Can you find the lines of the listing that include "panel" and copy every one?

__Records for the task__.
-- start --
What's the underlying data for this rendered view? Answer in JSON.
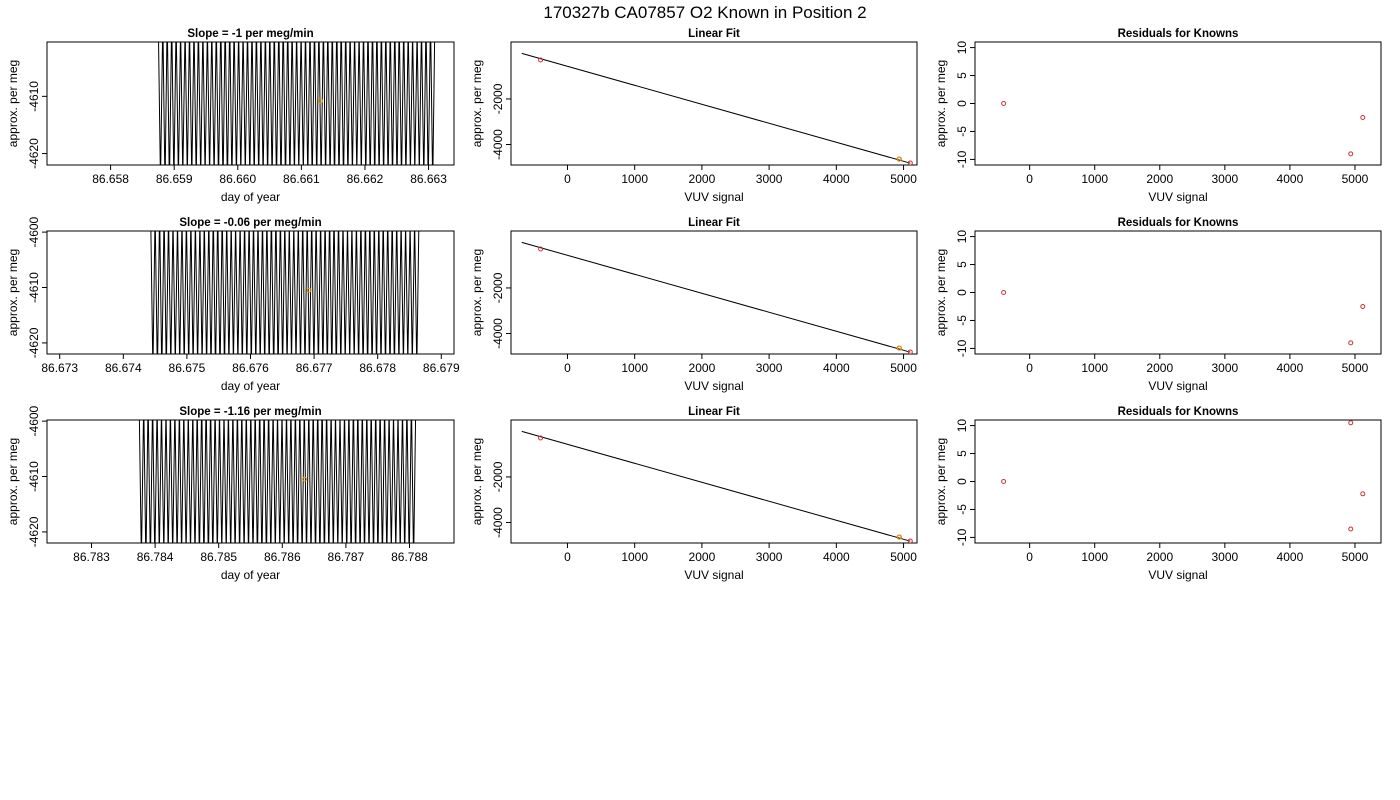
{
  "title": "170327b      CA07857   O2 Known in Position  2",
  "chart_data": [
    {
      "type": "line",
      "panel": "timeseries-1",
      "title": "Slope =  -1  per meg/min",
      "xlabel": "day of year",
      "ylabel": "approx. per meg",
      "xlim": [
        86.657,
        86.6634
      ],
      "ylim": [
        -4622,
        -4600.5
      ],
      "xticks": [
        "86.658",
        "86.659",
        "86.660",
        "86.661",
        "86.662",
        "86.663"
      ],
      "yticks": [
        "-4610",
        "-4620"
      ],
      "signal": {
        "start": 86.65875,
        "end": 86.6631,
        "center": -4611,
        "amplitude": 12,
        "cycles": 62
      },
      "marker": {
        "x": 86.6613,
        "y": -4610.8,
        "color": "#e69a00"
      }
    },
    {
      "type": "line",
      "panel": "timeseries-2",
      "title": "Slope =  -0.06  per meg/min",
      "xlabel": "day of year",
      "ylabel": "approx. per meg",
      "xlim": [
        86.6728,
        86.6792
      ],
      "ylim": [
        -4622,
        -4599.8
      ],
      "xticks": [
        "86.673",
        "86.674",
        "86.675",
        "86.676",
        "86.677",
        "86.678",
        "86.679"
      ],
      "yticks": [
        "-4600",
        "-4610",
        "-4620"
      ],
      "signal": {
        "start": 86.67443,
        "end": 86.67865,
        "center": -4611,
        "amplitude": 12,
        "cycles": 60
      },
      "marker": {
        "x": 86.67692,
        "y": -4610.5,
        "color": "#e69a00"
      }
    },
    {
      "type": "line",
      "panel": "timeseries-3",
      "title": "Slope =  -1.16  per meg/min",
      "xlabel": "day of year",
      "ylabel": "approx. per meg",
      "xlim": [
        86.7823,
        86.7887
      ],
      "ylim": [
        -4622,
        -4599.8
      ],
      "xticks": [
        "86.783",
        "86.784",
        "86.785",
        "86.786",
        "86.787",
        "86.788"
      ],
      "yticks": [
        "-4600",
        "-4610",
        "-4620"
      ],
      "signal": {
        "start": 86.78375,
        "end": 86.7881,
        "center": -4611,
        "amplitude": 12,
        "cycles": 62
      },
      "marker": {
        "x": 86.78635,
        "y": -4610.5,
        "color": "#e69a00"
      }
    },
    {
      "type": "scatter",
      "panel": "fit-1",
      "title": "Linear Fit",
      "xlabel": "VUV signal",
      "ylabel": "approx. per meg",
      "xlim": [
        -840,
        5200
      ],
      "ylim": [
        -4900,
        500
      ],
      "xticks": [
        "0",
        "1000",
        "2000",
        "3000",
        "4000",
        "5000"
      ],
      "yticks": [
        "-2000",
        "-4000"
      ],
      "line": [
        [
          -680,
          0
        ],
        [
          5100,
          -4820
        ]
      ],
      "points": [
        {
          "x": -400,
          "y": -290,
          "color": "#cc3333"
        },
        {
          "x": 4935,
          "y": -4640,
          "color": "#cc3333"
        },
        {
          "x": 4940,
          "y": -4640,
          "color": "#e69a00"
        },
        {
          "x": 5100,
          "y": -4810,
          "color": "#cc3333"
        }
      ]
    },
    {
      "type": "scatter",
      "panel": "fit-2",
      "title": "Linear Fit",
      "xlabel": "VUV signal",
      "ylabel": "approx. per meg",
      "xlim": [
        -840,
        5200
      ],
      "ylim": [
        -4900,
        500
      ],
      "xticks": [
        "0",
        "1000",
        "2000",
        "3000",
        "4000",
        "5000"
      ],
      "yticks": [
        "-2000",
        "-4000"
      ],
      "line": [
        [
          -680,
          0
        ],
        [
          5100,
          -4820
        ]
      ],
      "points": [
        {
          "x": -400,
          "y": -290,
          "color": "#cc3333"
        },
        {
          "x": 4935,
          "y": -4640,
          "color": "#cc3333"
        },
        {
          "x": 4940,
          "y": -4640,
          "color": "#e69a00"
        },
        {
          "x": 5100,
          "y": -4810,
          "color": "#cc3333"
        }
      ]
    },
    {
      "type": "scatter",
      "panel": "fit-3",
      "title": "Linear Fit",
      "xlabel": "VUV signal",
      "ylabel": "approx. per meg",
      "xlim": [
        -840,
        5200
      ],
      "ylim": [
        -4900,
        500
      ],
      "xticks": [
        "0",
        "1000",
        "2000",
        "3000",
        "4000",
        "5000"
      ],
      "yticks": [
        "-2000",
        "-4000"
      ],
      "line": [
        [
          -680,
          0
        ],
        [
          5100,
          -4820
        ]
      ],
      "points": [
        {
          "x": -400,
          "y": -290,
          "color": "#cc3333"
        },
        {
          "x": 4935,
          "y": -4640,
          "color": "#cc3333"
        },
        {
          "x": 4940,
          "y": -4640,
          "color": "#e69a00"
        },
        {
          "x": 5100,
          "y": -4810,
          "color": "#cc3333"
        }
      ]
    },
    {
      "type": "scatter",
      "panel": "residuals-1",
      "title": "Residuals for Knowns",
      "xlabel": "VUV signal",
      "ylabel": "approx. per meg",
      "xlim": [
        -840,
        5400
      ],
      "ylim": [
        -11,
        11
      ],
      "xticks": [
        "0",
        "1000",
        "2000",
        "3000",
        "4000",
        "5000"
      ],
      "yticks": [
        "10",
        "5",
        "0",
        "-5",
        "-10"
      ],
      "points": [
        {
          "x": -400,
          "y": 0,
          "color": "#cc3333"
        },
        {
          "x": 4935,
          "y": -9,
          "color": "#cc3333"
        },
        {
          "x": 5120,
          "y": -2.5,
          "color": "#cc3333"
        }
      ]
    },
    {
      "type": "scatter",
      "panel": "residuals-2",
      "title": "Residuals for Knowns",
      "xlabel": "VUV signal",
      "ylabel": "approx. per meg",
      "xlim": [
        -840,
        5400
      ],
      "ylim": [
        -11,
        11
      ],
      "xticks": [
        "0",
        "1000",
        "2000",
        "3000",
        "4000",
        "5000"
      ],
      "yticks": [
        "10",
        "5",
        "0",
        "-5",
        "-10"
      ],
      "points": [
        {
          "x": -400,
          "y": 0,
          "color": "#cc3333"
        },
        {
          "x": 4935,
          "y": -9,
          "color": "#cc3333"
        },
        {
          "x": 5120,
          "y": -2.5,
          "color": "#cc3333"
        }
      ]
    },
    {
      "type": "scatter",
      "panel": "residuals-3",
      "title": "Residuals for Knowns",
      "xlabel": "VUV signal",
      "ylabel": "approx. per meg",
      "xlim": [
        -840,
        5400
      ],
      "ylim": [
        -11,
        11
      ],
      "xticks": [
        "0",
        "1000",
        "2000",
        "3000",
        "4000",
        "5000"
      ],
      "yticks": [
        "10",
        "5",
        "0",
        "-5",
        "-10"
      ],
      "points": [
        {
          "x": -400,
          "y": 0,
          "color": "#cc3333"
        },
        {
          "x": 4935,
          "y": 10.5,
          "color": "#cc3333"
        },
        {
          "x": 4935,
          "y": -8.5,
          "color": "#cc3333"
        },
        {
          "x": 5120,
          "y": -2.2,
          "color": "#cc3333"
        }
      ]
    }
  ]
}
-- end --
__Full response__.
      "panel": "timeseries-1",
      "panel": "timeseries-2",
      "panel": "timeseries-3",
      "panel": "fit-1",
      "panel": "fit-2",
      "panel": "fit-3",
      "panel": "residuals-1",
      "panel": "residuals-2",
      "panel": "residuals-3",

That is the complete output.